→ What this task involves:
Give the number of lines in the data that hold the word "stay", and nothing else.

Collected data entries:
----------
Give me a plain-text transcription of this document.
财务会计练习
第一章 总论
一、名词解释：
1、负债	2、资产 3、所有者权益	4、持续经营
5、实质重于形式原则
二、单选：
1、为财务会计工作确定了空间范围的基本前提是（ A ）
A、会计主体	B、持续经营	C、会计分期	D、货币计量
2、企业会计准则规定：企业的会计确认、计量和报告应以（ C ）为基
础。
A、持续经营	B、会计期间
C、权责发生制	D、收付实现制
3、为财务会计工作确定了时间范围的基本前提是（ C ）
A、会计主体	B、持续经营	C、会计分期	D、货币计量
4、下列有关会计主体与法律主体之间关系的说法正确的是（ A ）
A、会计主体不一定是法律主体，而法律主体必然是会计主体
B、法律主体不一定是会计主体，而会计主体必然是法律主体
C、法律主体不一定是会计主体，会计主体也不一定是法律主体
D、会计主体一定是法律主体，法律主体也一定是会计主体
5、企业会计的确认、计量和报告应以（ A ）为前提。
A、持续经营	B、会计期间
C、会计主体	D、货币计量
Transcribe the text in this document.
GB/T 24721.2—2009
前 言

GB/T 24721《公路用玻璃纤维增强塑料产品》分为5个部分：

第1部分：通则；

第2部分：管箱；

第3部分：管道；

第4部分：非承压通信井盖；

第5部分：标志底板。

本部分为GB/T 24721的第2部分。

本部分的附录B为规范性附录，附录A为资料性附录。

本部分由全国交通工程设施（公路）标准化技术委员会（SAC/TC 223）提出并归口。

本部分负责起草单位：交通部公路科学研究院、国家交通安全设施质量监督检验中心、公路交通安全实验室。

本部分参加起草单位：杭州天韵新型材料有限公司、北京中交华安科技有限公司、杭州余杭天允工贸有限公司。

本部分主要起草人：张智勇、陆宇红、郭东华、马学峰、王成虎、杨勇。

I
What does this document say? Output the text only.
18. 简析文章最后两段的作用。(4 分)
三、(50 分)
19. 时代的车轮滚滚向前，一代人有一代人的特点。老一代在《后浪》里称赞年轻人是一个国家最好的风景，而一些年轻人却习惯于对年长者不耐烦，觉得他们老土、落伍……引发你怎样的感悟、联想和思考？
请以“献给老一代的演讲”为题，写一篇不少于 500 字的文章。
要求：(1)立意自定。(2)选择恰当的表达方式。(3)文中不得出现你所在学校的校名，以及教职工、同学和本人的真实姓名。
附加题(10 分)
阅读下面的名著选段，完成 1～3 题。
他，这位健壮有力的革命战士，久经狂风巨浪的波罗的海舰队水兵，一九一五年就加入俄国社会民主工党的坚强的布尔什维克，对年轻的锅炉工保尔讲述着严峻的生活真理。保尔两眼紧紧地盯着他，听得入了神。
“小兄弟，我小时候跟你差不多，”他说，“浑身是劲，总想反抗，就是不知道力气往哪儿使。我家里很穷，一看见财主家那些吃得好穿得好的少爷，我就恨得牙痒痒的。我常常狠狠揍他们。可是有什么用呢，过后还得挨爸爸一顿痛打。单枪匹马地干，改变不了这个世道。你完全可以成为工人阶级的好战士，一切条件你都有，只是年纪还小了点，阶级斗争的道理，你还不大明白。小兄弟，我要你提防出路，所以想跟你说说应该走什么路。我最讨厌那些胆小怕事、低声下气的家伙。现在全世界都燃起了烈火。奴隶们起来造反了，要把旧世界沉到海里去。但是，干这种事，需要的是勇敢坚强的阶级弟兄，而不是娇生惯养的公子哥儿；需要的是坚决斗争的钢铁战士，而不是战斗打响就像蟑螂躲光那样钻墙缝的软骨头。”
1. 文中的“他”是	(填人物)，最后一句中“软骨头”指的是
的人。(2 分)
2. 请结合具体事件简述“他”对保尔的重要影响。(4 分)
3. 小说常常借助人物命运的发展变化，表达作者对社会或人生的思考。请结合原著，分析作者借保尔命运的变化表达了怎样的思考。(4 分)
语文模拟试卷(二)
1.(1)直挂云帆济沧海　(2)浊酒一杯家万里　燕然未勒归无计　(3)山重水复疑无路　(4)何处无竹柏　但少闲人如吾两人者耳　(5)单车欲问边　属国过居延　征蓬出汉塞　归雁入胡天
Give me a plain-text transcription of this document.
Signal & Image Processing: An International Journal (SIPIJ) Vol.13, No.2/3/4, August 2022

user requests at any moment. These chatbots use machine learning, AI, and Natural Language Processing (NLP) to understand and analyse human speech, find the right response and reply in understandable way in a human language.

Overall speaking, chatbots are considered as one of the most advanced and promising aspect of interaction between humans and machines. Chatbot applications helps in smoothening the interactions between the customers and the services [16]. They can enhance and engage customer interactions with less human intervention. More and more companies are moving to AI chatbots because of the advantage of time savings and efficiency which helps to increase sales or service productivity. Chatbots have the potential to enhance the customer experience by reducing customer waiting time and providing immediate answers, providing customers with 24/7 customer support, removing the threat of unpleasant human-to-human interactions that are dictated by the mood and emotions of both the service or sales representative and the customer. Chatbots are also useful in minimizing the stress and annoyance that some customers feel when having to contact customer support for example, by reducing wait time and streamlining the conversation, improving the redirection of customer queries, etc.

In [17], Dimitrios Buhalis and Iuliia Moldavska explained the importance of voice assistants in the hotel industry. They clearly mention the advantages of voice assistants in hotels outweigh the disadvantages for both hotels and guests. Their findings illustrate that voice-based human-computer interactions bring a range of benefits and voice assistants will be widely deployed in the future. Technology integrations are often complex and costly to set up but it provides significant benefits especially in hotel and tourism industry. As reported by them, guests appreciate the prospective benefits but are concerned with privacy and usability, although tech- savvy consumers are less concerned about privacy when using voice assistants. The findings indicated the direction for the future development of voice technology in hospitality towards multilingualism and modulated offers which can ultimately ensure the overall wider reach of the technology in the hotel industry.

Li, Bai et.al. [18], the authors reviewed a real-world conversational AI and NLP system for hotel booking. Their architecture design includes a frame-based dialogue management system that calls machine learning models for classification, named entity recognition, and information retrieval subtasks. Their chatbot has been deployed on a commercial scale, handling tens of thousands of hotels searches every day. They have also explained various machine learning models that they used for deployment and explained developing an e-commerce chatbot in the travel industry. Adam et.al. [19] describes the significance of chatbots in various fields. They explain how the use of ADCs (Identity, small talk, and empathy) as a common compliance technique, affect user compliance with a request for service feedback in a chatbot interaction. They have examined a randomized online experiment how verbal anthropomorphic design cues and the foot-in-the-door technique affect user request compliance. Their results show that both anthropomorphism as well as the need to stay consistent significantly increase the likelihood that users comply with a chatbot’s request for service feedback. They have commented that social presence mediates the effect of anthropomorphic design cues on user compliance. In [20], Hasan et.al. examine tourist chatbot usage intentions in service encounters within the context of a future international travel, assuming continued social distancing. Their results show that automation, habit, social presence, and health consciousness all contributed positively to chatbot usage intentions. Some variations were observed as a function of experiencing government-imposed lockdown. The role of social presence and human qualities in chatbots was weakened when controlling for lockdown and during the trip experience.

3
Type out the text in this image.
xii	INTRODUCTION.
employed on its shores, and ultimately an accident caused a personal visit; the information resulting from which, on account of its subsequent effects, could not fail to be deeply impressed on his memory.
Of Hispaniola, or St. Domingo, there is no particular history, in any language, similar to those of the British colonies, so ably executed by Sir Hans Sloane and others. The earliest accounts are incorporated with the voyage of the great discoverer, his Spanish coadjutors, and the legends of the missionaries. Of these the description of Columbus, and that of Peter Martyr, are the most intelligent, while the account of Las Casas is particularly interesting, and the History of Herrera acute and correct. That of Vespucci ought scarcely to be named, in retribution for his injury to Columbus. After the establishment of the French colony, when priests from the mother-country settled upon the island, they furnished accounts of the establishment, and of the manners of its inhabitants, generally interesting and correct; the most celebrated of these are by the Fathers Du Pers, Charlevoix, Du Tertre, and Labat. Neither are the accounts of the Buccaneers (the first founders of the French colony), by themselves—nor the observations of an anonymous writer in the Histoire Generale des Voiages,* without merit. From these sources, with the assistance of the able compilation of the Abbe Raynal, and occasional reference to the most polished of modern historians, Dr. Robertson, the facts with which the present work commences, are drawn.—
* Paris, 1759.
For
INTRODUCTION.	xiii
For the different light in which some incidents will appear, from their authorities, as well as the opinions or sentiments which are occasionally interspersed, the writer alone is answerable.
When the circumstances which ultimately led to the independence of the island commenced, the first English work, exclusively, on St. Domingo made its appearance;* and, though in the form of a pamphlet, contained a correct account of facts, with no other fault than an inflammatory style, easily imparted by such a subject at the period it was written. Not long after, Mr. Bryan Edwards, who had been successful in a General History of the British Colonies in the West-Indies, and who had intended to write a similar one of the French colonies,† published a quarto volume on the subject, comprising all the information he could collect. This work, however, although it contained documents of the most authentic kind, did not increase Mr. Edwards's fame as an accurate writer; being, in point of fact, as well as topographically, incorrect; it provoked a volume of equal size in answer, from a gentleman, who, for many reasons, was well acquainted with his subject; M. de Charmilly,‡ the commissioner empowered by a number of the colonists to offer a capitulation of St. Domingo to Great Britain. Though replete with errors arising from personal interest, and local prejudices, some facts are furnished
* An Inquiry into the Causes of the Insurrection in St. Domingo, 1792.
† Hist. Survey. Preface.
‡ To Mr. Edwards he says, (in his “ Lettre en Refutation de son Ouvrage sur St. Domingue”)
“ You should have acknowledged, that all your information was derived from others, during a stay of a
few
----------
→ Solution to the problem:
2